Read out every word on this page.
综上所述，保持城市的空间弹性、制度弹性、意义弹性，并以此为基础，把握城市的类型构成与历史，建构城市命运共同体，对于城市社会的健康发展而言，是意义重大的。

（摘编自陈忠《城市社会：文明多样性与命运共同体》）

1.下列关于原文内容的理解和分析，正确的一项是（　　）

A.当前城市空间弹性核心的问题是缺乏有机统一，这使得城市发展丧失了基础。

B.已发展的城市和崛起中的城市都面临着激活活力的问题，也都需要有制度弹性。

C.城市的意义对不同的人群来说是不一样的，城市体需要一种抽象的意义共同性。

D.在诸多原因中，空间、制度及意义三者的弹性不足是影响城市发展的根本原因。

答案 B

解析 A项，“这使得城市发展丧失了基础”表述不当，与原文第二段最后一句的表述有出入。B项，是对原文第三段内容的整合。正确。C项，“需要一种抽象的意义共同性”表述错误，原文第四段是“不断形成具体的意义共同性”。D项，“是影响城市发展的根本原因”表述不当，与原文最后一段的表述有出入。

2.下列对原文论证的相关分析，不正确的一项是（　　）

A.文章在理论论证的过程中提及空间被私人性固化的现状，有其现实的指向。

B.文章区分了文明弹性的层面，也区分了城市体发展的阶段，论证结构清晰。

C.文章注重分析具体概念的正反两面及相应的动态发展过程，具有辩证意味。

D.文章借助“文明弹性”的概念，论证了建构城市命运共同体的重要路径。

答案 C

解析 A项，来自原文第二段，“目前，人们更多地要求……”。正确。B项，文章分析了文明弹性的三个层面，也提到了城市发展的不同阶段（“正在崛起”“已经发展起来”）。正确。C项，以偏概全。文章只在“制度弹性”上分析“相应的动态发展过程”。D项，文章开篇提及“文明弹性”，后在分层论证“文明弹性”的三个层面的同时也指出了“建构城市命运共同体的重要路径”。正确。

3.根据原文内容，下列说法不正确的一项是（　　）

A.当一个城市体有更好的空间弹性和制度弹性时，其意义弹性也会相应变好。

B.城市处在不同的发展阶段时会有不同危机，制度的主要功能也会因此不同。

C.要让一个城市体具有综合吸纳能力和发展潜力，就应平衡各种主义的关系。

+---+

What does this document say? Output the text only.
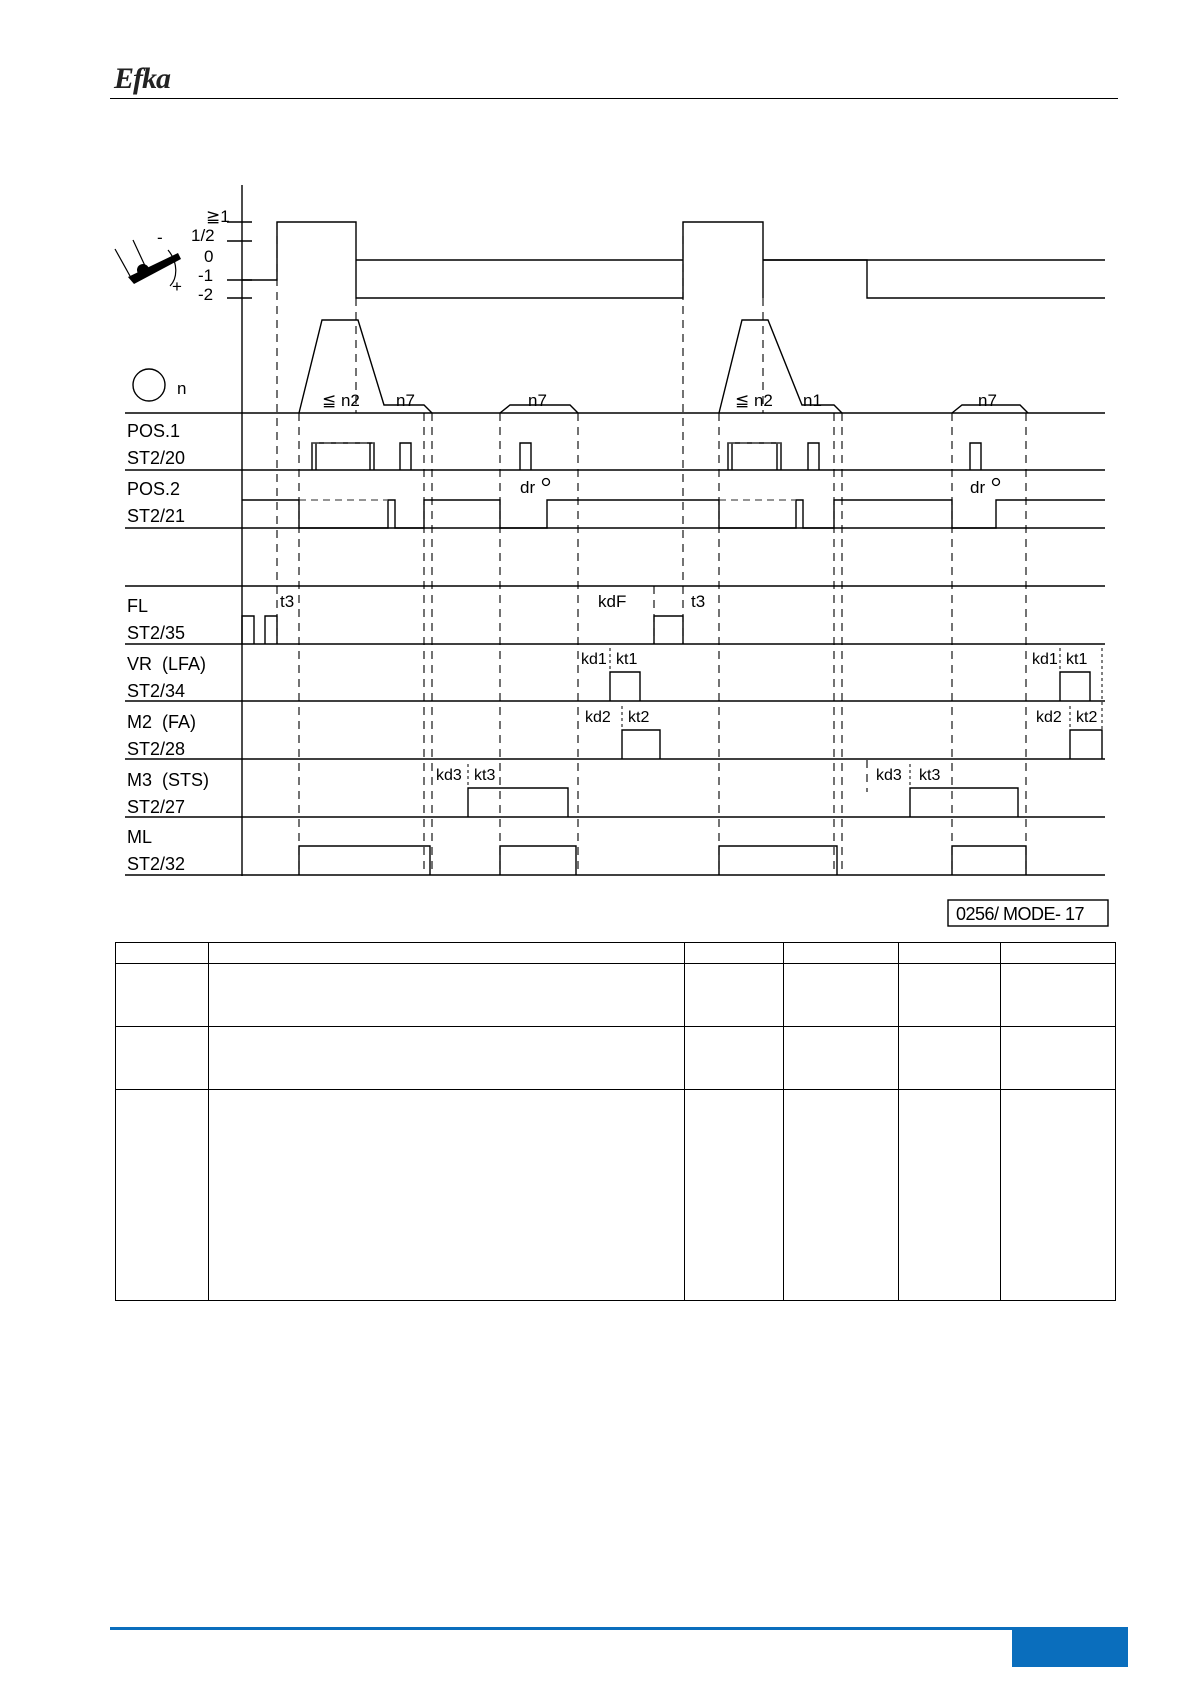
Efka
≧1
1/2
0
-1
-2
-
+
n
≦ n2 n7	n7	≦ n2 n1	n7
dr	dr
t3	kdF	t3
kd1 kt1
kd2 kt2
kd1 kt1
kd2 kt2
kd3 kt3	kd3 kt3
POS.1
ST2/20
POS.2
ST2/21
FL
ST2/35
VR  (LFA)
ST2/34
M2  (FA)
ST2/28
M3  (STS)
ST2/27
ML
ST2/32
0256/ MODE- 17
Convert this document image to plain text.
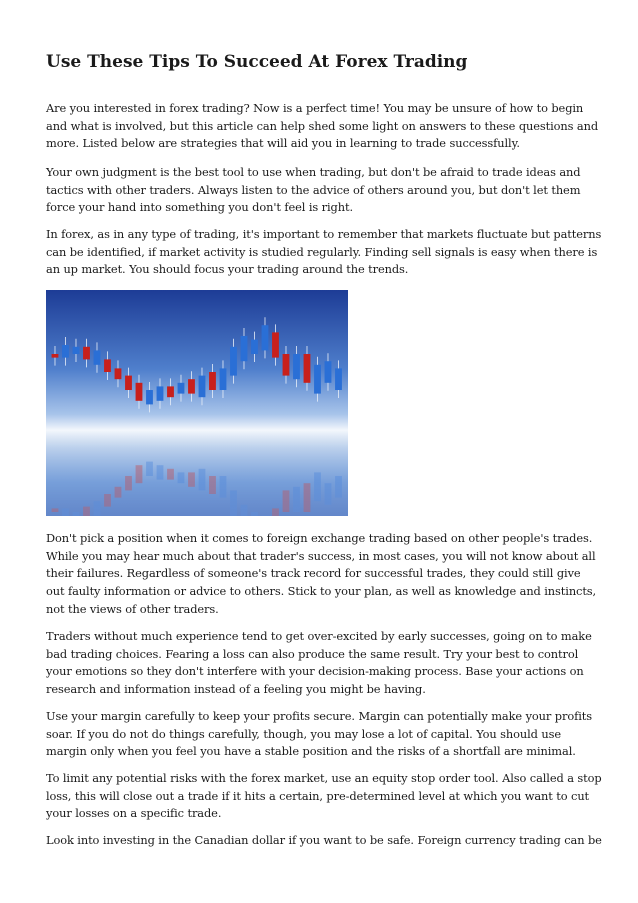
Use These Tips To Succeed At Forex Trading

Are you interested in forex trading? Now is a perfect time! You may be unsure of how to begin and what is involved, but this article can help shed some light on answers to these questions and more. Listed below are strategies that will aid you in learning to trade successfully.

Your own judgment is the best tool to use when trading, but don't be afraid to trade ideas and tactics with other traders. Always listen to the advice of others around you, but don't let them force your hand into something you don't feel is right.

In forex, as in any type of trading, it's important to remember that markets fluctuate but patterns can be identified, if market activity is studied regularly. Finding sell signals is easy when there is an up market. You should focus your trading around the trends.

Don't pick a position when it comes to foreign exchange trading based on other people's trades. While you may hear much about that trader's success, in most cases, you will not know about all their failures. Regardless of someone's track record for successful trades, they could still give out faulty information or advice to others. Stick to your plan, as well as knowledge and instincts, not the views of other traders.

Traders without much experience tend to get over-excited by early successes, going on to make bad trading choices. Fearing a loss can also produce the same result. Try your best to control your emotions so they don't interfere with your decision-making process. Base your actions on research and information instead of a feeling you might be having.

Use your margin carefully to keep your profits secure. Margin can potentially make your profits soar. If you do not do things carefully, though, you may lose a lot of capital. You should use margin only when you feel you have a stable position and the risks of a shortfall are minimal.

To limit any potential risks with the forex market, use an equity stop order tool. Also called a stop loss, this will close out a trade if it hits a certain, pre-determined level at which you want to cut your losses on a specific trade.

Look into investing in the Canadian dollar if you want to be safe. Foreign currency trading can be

+---+

- Set exercise
Make a tally of the lines in this data that include the string "only", and answer with that tally alone.

- Correct output
2